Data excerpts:
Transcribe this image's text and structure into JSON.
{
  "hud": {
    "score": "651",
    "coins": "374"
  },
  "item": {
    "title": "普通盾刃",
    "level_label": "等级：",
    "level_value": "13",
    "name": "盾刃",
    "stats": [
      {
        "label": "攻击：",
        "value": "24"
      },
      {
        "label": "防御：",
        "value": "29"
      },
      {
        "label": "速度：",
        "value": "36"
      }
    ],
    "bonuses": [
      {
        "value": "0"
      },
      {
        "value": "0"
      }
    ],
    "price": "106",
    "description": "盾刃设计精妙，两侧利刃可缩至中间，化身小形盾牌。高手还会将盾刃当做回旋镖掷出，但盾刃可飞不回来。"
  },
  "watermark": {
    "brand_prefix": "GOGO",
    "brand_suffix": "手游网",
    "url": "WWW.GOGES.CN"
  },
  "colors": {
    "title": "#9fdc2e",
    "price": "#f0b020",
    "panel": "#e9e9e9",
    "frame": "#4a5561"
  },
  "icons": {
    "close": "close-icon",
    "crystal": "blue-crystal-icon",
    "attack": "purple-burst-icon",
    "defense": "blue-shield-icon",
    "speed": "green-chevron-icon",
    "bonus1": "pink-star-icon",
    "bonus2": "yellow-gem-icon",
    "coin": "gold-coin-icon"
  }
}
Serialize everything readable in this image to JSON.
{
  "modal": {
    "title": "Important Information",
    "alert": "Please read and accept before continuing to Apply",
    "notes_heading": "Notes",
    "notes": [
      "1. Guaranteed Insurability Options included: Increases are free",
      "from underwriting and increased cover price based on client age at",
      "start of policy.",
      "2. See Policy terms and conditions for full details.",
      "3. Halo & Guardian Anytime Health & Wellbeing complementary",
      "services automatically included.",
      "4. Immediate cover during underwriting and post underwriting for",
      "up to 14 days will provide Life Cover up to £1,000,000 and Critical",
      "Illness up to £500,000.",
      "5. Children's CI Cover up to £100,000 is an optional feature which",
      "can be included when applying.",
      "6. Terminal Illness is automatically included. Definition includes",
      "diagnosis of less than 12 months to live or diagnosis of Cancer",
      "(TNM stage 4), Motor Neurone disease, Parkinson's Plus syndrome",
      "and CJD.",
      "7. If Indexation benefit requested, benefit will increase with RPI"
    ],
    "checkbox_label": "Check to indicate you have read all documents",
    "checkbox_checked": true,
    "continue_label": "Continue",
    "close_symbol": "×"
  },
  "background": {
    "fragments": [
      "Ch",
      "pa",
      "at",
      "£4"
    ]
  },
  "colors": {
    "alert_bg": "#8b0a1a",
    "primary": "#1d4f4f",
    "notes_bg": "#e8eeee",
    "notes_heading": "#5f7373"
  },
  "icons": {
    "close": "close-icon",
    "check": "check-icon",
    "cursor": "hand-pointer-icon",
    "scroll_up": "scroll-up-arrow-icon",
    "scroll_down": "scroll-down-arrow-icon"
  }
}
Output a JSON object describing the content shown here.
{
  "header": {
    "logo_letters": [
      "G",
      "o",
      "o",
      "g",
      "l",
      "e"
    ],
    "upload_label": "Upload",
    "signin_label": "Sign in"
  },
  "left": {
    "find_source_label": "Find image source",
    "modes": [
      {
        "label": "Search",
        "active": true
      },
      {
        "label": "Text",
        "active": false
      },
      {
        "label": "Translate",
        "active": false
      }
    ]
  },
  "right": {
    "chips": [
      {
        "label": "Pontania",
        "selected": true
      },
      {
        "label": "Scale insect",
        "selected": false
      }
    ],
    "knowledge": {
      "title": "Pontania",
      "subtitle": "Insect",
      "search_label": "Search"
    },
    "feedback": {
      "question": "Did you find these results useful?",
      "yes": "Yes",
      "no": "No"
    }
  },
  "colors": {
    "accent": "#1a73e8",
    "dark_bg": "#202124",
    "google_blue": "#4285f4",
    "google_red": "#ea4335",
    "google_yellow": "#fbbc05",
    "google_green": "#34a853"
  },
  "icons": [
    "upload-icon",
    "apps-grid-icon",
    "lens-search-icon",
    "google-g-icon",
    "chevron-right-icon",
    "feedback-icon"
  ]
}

• [Exercise brief]
From the data above, copy out every line with the string "chevron" in it.

• [Final answer]
    "speed": "green-chevron-icon",
    "chevron-right-icon",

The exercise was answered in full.